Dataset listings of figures
+ + + + +
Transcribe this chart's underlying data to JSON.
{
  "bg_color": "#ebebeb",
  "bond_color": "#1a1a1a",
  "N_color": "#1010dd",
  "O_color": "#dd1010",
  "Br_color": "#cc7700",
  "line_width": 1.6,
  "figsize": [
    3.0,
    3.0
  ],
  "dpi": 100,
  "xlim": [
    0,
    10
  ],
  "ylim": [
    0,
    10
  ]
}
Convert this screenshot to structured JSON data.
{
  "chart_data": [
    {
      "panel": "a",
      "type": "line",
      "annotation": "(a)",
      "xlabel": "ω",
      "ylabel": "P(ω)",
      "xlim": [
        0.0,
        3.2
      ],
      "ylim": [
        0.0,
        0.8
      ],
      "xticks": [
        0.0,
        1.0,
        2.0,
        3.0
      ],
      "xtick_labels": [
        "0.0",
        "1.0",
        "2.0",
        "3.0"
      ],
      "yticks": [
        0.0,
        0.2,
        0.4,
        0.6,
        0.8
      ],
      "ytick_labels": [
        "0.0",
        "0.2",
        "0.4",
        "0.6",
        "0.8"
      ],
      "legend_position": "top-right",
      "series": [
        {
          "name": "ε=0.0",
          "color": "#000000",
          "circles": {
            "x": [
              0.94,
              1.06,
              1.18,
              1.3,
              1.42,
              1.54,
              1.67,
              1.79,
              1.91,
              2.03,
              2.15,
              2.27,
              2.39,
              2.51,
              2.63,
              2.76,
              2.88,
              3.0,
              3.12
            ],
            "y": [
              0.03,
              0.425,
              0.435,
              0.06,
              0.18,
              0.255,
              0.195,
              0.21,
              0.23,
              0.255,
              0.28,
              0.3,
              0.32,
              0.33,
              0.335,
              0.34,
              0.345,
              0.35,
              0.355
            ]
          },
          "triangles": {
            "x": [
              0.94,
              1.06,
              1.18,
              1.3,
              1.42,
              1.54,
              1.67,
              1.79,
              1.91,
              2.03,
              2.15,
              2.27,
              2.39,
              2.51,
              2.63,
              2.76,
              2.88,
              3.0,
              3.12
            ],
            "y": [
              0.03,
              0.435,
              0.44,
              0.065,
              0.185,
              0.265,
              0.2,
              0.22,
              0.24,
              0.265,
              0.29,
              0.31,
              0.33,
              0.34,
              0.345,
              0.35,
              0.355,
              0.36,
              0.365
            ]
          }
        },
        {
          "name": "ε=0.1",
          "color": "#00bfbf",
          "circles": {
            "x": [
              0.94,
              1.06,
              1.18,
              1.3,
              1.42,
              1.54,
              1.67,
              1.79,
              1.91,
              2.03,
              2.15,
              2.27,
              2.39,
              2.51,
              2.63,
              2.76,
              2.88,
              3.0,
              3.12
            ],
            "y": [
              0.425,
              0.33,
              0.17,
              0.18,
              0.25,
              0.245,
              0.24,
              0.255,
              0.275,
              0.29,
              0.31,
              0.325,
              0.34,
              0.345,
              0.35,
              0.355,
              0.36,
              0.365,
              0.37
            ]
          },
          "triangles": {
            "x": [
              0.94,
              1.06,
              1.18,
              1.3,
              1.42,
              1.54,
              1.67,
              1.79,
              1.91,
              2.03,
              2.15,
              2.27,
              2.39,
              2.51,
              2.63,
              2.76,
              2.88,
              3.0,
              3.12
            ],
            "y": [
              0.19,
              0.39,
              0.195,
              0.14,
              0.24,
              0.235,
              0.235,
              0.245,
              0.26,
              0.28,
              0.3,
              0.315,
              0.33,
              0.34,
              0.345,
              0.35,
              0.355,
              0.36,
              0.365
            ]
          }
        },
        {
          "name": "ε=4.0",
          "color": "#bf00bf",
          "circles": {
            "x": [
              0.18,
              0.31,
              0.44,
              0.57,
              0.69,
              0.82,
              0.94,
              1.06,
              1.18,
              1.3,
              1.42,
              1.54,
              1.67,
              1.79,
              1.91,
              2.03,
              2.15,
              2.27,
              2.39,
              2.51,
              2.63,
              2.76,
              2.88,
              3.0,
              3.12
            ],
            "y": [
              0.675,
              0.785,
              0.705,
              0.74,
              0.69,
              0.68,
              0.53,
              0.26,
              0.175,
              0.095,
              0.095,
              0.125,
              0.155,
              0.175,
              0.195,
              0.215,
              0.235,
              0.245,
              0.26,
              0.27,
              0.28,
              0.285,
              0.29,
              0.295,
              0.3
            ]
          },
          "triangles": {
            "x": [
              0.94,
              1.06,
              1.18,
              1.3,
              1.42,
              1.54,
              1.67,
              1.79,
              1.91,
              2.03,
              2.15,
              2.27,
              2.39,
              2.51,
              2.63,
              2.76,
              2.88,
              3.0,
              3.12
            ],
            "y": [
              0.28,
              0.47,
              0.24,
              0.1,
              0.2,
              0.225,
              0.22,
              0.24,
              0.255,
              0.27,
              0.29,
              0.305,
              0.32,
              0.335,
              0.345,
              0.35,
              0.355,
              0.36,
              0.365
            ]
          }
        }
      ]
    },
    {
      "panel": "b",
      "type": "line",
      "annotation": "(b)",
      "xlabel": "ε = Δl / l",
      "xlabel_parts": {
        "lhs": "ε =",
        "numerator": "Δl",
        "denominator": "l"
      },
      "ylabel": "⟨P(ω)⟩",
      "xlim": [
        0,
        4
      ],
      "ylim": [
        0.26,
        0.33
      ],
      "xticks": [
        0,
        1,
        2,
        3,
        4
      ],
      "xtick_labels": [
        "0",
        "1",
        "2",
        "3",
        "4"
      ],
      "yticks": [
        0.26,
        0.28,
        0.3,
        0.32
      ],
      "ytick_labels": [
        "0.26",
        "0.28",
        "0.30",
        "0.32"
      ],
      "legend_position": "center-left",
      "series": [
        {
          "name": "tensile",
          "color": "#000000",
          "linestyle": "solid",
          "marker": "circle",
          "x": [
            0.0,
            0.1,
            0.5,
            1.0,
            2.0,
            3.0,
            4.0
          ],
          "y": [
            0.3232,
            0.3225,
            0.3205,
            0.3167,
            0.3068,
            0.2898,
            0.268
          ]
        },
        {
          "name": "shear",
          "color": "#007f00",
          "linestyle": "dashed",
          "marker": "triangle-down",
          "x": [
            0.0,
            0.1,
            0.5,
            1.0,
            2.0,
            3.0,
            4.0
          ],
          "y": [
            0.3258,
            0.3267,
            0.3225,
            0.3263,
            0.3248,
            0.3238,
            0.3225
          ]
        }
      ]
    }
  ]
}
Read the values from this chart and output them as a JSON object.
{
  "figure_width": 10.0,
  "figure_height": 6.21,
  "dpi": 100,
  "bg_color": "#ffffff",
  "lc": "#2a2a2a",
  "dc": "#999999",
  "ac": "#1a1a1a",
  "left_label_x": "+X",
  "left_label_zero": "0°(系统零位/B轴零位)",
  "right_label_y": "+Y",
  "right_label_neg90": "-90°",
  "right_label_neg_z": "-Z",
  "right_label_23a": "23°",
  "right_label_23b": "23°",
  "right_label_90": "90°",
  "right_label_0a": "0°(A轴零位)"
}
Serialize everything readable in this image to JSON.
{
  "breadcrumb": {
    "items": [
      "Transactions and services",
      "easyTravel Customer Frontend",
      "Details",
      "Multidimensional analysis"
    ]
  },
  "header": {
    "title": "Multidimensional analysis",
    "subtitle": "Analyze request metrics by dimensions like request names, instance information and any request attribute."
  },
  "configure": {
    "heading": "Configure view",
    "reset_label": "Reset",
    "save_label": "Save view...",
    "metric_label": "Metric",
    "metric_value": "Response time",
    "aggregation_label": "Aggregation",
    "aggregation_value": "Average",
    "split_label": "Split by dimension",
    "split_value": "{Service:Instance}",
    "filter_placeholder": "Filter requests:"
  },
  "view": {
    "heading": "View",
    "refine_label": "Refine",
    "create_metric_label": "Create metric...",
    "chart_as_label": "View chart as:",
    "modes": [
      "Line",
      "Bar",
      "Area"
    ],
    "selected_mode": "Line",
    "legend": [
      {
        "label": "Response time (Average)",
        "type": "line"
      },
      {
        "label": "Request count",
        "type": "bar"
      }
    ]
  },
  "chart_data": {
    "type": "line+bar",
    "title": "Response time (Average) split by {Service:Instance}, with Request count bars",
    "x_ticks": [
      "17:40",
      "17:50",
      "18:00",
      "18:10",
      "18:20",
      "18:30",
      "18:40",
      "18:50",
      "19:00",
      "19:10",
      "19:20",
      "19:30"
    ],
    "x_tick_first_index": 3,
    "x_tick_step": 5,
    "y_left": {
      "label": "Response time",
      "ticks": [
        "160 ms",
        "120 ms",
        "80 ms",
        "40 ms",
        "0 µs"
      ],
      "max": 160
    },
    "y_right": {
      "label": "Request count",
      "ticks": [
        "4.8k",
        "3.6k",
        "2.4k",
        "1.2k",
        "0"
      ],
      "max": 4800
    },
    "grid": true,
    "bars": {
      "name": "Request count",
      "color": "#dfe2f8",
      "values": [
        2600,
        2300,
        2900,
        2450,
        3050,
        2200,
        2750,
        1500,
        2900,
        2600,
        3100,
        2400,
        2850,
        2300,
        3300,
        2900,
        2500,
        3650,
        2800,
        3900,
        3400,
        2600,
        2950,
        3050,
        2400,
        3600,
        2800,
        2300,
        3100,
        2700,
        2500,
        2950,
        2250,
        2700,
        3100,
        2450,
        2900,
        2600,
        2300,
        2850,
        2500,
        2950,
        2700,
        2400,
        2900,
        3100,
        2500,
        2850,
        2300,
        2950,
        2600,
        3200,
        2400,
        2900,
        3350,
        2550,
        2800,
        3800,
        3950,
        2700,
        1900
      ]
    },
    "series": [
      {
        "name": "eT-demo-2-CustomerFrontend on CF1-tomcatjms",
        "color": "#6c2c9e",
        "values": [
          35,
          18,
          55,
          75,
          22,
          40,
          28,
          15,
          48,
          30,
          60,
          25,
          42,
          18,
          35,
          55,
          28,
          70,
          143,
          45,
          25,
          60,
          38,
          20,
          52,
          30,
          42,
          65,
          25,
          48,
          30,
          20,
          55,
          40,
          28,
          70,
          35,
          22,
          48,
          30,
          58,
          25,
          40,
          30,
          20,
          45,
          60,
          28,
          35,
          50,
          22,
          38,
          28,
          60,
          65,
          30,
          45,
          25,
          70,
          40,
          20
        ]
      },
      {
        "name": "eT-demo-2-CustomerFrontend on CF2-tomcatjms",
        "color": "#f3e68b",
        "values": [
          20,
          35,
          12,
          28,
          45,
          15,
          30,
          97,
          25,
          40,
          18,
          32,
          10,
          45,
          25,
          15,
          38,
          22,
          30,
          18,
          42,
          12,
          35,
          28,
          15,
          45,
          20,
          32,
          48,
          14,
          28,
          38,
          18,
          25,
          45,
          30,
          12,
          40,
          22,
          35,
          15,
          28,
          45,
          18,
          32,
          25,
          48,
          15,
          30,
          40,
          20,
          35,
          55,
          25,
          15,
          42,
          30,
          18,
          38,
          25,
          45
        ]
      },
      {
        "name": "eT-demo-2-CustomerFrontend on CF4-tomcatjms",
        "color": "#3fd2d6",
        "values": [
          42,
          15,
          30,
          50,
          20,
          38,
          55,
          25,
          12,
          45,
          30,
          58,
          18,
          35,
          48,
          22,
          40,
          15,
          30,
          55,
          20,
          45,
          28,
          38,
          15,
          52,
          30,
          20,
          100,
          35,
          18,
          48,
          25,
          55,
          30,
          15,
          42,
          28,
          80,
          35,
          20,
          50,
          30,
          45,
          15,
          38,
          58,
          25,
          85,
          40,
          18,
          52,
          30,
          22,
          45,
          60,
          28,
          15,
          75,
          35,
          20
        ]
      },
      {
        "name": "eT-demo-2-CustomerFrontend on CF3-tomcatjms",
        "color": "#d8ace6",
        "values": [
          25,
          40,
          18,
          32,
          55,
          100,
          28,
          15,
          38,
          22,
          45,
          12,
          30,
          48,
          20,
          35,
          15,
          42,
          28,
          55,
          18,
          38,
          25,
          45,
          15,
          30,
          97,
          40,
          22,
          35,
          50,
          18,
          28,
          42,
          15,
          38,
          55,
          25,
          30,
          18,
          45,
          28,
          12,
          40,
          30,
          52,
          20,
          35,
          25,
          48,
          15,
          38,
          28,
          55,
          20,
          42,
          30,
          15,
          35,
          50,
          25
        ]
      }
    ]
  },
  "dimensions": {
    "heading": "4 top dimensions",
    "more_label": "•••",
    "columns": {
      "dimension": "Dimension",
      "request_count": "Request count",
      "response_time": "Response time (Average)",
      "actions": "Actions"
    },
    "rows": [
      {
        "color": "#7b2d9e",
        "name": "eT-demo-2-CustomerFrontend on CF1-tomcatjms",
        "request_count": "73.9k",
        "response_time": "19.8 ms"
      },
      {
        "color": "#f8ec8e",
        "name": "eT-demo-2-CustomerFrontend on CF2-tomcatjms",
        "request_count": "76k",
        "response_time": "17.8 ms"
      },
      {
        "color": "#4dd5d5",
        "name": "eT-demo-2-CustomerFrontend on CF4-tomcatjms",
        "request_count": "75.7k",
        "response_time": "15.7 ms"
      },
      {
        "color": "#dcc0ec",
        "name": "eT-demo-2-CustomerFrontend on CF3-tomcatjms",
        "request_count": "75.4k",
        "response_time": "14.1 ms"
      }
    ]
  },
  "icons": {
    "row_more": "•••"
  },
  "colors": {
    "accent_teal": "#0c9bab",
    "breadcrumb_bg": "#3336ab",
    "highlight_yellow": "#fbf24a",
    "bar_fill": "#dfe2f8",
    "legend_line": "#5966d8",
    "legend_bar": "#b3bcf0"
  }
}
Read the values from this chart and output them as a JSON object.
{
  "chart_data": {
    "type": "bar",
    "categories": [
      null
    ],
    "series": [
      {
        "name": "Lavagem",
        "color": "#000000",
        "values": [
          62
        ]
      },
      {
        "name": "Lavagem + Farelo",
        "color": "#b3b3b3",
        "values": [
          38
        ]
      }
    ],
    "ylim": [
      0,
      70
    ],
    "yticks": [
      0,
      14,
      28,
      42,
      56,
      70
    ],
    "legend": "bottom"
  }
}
+ + + + +
• _Exercise requirements_: Every line above that contains the word "dimensions" should be reported.

• _Task response_:
    "subtitle": "Analyze request metrics by dimensions like request names, instance information and any request attribute."
  "dimensions": {
    "heading": "4 top dimensions",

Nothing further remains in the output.